Task brief: Return, word for word, only the lines from the one containing "Transcribe this image's" through the last line of the entries.
* begin Input rows *
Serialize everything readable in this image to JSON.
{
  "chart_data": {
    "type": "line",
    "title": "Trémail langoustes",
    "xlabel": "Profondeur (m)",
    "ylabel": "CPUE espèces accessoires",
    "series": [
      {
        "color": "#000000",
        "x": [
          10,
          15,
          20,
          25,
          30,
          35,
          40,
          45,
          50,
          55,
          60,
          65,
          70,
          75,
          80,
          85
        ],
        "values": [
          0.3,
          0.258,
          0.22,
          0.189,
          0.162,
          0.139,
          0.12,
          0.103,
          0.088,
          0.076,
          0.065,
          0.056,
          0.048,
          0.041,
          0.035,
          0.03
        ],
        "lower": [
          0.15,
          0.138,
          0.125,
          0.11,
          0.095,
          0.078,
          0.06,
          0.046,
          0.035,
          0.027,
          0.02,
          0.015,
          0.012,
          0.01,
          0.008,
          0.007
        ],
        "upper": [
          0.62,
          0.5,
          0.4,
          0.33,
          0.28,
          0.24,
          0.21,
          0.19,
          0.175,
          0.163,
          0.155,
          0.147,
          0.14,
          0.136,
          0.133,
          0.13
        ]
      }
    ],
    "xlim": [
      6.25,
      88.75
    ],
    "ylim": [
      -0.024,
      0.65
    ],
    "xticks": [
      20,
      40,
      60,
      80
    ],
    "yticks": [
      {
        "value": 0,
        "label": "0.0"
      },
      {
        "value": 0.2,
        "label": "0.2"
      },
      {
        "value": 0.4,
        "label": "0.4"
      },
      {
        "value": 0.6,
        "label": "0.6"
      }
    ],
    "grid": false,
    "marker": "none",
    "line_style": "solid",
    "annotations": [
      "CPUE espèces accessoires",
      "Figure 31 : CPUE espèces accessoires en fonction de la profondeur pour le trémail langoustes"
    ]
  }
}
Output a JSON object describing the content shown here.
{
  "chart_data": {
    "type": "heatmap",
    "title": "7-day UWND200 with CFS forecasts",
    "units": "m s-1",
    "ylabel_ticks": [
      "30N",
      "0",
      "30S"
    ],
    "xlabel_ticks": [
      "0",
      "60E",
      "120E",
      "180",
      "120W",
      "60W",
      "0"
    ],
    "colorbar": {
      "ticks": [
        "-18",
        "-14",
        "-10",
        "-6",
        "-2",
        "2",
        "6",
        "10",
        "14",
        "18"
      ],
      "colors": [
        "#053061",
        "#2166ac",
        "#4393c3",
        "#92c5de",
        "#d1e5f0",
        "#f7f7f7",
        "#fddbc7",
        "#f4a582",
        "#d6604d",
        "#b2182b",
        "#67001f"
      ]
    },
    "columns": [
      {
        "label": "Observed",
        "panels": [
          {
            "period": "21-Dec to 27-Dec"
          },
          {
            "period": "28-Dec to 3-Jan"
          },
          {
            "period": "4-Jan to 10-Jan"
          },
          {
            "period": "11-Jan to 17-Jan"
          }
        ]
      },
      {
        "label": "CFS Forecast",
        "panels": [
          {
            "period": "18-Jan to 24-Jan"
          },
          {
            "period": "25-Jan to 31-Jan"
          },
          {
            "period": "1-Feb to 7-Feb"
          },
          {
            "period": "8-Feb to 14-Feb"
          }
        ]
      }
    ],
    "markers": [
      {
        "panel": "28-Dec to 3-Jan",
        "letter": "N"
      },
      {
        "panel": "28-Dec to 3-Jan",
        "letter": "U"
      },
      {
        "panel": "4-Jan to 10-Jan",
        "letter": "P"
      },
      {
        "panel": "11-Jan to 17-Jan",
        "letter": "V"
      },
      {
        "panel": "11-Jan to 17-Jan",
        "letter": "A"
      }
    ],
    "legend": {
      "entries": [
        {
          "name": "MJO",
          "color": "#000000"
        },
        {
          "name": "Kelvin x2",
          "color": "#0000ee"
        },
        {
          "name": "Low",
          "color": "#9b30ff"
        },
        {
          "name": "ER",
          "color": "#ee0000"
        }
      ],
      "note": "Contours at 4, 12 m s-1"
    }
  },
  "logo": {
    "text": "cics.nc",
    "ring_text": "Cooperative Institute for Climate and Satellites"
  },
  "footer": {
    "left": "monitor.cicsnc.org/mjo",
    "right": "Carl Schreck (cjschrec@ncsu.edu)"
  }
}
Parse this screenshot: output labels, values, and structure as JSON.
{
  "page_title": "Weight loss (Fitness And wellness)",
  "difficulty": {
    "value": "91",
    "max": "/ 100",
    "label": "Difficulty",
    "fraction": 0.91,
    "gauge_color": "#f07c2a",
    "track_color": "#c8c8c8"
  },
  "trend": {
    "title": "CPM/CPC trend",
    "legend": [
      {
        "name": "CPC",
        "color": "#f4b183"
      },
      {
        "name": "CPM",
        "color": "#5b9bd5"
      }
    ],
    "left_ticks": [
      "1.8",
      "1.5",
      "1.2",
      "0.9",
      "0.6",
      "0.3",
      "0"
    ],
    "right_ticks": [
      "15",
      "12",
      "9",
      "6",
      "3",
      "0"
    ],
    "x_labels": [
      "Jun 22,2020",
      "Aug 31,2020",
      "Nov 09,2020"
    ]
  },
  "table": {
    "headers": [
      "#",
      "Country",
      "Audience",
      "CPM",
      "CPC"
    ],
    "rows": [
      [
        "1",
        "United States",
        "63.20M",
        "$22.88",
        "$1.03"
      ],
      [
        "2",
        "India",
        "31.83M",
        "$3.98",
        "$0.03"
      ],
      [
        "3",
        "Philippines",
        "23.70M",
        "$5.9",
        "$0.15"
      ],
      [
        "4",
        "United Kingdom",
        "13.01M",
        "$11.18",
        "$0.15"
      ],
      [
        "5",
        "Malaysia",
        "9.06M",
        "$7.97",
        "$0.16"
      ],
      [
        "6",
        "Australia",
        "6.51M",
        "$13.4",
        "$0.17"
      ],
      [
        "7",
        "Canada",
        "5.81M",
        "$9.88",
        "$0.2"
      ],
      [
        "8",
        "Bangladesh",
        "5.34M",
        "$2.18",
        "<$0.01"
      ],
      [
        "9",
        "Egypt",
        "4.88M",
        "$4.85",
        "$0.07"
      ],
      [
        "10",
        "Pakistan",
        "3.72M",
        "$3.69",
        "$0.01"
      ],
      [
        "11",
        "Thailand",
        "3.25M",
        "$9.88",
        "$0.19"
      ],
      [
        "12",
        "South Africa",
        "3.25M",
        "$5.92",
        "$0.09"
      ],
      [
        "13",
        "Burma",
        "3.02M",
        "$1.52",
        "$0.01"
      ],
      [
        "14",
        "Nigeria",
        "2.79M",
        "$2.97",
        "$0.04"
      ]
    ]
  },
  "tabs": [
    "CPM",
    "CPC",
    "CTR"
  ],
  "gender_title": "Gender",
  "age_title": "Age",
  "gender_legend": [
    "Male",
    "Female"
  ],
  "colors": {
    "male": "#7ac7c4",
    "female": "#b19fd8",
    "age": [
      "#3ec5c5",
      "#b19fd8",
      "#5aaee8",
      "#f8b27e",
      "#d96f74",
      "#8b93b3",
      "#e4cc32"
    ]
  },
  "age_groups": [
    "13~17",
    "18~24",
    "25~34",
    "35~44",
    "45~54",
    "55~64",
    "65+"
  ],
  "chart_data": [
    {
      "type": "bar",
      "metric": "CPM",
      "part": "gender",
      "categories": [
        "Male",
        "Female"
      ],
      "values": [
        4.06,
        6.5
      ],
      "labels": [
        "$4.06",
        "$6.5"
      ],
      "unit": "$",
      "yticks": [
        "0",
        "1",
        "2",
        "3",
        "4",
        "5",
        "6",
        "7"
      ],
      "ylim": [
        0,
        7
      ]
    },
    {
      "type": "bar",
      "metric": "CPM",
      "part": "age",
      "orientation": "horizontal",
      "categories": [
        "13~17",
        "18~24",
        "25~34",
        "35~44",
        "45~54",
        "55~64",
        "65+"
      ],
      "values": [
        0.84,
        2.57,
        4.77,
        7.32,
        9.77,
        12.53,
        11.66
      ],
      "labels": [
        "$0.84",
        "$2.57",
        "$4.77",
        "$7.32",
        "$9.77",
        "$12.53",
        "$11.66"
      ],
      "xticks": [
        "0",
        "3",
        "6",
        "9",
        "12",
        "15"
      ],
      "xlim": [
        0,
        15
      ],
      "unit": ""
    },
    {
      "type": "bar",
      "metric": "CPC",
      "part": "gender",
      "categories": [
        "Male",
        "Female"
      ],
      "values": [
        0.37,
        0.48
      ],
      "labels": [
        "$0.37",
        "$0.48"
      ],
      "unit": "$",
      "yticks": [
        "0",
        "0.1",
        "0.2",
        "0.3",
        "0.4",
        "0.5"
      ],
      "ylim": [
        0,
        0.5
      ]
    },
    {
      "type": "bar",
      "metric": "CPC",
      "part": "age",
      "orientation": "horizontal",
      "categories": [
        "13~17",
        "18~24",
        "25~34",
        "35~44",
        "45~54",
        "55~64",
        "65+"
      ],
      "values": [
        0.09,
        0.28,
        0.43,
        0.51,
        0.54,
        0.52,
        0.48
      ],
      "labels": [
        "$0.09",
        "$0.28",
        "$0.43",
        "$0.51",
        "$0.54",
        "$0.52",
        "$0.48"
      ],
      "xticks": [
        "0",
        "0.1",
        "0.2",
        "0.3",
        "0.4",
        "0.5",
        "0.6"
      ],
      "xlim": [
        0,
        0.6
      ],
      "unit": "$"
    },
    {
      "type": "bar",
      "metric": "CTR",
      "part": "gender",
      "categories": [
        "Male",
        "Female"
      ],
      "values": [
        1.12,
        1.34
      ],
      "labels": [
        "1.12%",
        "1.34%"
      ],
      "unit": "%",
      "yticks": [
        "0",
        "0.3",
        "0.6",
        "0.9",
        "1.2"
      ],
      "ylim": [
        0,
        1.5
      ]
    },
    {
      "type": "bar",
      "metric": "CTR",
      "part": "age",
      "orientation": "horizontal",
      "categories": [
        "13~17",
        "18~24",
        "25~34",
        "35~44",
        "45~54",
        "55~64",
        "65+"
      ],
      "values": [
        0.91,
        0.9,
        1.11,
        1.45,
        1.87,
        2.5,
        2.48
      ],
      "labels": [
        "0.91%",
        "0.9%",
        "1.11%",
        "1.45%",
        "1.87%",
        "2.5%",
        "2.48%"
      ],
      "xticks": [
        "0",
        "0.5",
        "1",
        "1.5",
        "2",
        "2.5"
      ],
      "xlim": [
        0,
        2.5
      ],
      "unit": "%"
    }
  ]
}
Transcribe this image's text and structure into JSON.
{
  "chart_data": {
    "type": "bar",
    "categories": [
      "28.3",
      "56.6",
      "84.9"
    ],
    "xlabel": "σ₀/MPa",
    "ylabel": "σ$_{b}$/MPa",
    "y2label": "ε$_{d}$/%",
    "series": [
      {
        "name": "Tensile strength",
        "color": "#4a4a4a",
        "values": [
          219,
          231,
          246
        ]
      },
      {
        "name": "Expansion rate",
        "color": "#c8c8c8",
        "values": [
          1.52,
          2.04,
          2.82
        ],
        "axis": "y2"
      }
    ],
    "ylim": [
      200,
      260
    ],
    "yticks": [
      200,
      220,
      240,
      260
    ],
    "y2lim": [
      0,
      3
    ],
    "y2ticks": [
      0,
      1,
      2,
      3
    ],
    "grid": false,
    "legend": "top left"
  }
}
* end Input rows *
Solution to the exercise:
Transcribe this image's text and structure into JSON.
{
  "chart_data": {
    "type": "bar",
    "categories": [
      "28.3",
      "56.6",
      "84.9"
    ],
    "xlabel": "σ₀/MPa",
    "ylabel": "σ$_{b}$/MPa",
    "y2label": "ε$_{d}$/%",
    "series": [
      {
        "name": "Tensile strength",
        "color": "#4a4a4a",
        "values": [
          219,
          231,
          246
        ]
      },
      {
        "name": "Expansion rate",
        "color": "#c8c8c8",
        "values": [
          1.52,
          2.04,
          2.82
        ],
        "axis": "y2"
      }
    ],
    "ylim": [
      200,
      260
    ],
    "yticks": [
      200,
      220,
      240,
      260
    ],
    "y2lim": [
      0,
      3
    ],
    "y2ticks": [
      0,
      1,
      2,
      3
    ],
    "grid": false,
    "legend": "top left"
  }
}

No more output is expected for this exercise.